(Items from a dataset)
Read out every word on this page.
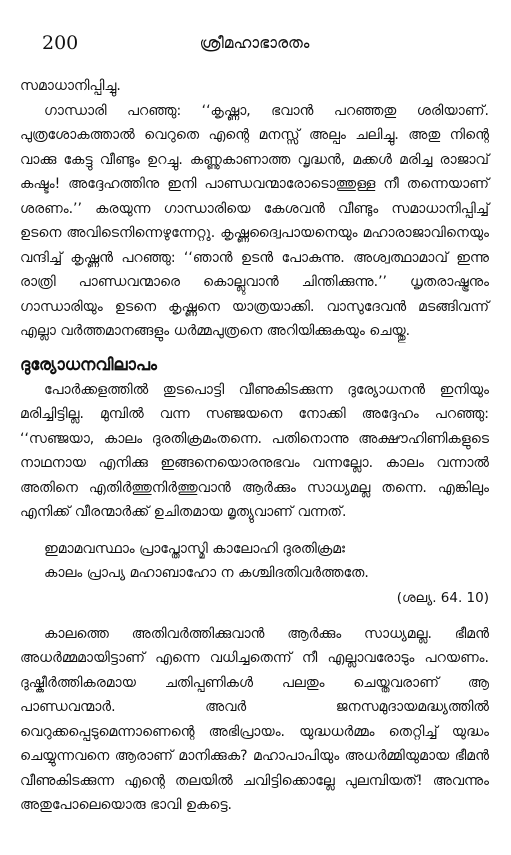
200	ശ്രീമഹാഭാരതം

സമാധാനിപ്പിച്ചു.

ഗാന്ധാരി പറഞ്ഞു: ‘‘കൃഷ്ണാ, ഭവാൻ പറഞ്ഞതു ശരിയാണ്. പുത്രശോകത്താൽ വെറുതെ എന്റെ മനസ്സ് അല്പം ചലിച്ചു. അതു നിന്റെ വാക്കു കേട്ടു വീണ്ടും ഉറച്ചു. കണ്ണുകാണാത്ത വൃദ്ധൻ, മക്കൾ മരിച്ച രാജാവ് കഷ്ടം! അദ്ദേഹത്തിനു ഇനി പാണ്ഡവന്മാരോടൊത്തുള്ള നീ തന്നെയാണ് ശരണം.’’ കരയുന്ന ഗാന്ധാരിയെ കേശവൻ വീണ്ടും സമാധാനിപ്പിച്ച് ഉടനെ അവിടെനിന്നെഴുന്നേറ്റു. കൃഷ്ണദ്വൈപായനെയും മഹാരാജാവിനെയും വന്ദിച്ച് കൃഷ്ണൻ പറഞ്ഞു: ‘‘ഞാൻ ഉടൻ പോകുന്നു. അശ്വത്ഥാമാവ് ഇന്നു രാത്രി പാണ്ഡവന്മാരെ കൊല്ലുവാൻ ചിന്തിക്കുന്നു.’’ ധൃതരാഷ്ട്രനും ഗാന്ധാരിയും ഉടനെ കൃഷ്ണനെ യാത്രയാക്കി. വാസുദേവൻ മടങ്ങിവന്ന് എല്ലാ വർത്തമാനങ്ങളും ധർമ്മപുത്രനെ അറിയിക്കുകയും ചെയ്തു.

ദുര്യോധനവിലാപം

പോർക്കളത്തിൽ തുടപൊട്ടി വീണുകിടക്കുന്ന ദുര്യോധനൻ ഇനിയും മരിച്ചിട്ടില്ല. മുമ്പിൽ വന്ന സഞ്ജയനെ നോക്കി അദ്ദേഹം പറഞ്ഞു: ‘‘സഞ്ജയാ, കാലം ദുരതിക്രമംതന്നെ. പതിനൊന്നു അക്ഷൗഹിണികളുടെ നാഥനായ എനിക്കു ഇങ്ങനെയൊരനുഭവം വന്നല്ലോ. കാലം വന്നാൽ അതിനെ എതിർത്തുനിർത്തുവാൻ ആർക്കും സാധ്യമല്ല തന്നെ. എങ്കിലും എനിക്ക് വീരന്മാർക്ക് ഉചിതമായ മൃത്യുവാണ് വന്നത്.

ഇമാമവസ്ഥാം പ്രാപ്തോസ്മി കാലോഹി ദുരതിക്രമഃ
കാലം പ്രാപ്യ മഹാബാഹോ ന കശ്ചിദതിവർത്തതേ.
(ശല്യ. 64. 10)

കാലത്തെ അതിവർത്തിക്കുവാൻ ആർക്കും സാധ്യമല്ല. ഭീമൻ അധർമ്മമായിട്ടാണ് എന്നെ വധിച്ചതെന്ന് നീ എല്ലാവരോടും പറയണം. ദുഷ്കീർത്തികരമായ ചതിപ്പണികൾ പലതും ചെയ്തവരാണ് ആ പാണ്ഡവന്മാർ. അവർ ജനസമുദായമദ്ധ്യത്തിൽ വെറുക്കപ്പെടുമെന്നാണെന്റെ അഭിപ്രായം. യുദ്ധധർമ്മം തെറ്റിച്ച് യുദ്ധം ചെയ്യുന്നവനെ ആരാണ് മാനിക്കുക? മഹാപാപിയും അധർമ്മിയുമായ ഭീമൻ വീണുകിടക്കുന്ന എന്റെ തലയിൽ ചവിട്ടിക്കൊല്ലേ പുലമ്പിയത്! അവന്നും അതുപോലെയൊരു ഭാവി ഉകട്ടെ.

* * *

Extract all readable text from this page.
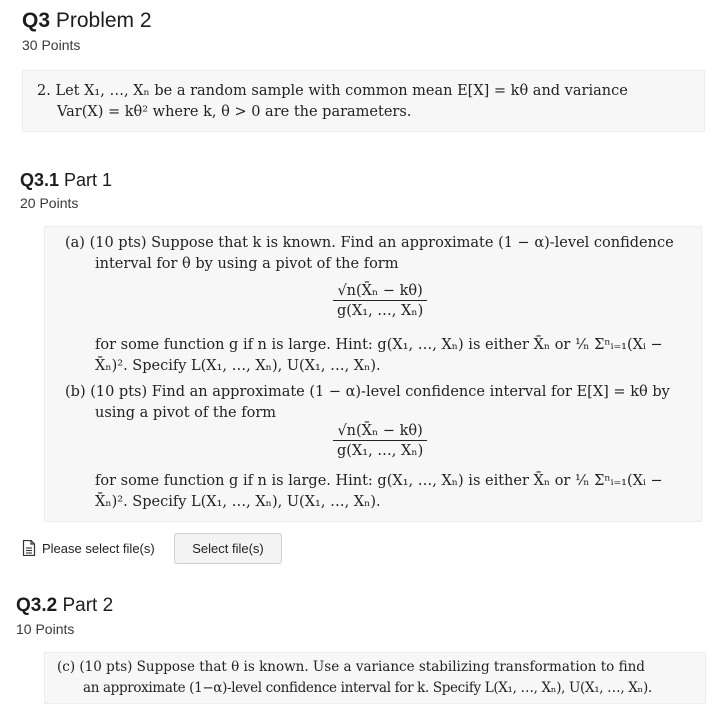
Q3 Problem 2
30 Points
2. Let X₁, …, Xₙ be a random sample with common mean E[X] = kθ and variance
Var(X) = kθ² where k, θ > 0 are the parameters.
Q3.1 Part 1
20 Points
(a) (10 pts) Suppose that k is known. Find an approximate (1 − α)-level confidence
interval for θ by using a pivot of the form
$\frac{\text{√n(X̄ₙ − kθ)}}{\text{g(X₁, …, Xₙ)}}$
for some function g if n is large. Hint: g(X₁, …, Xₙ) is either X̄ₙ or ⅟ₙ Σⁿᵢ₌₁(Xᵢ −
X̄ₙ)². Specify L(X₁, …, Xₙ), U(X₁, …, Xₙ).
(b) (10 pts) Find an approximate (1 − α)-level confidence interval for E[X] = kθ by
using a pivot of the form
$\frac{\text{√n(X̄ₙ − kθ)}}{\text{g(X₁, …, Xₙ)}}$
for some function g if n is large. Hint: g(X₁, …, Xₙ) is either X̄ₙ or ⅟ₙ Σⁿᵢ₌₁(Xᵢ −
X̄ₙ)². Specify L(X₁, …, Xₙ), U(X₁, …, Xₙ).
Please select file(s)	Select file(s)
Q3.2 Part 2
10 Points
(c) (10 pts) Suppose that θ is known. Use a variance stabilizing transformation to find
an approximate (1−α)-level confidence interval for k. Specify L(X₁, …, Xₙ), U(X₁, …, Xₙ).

## Aim:
Only a number is wanted here: how many lines in the data above include the string "interval"?

## Task result:
3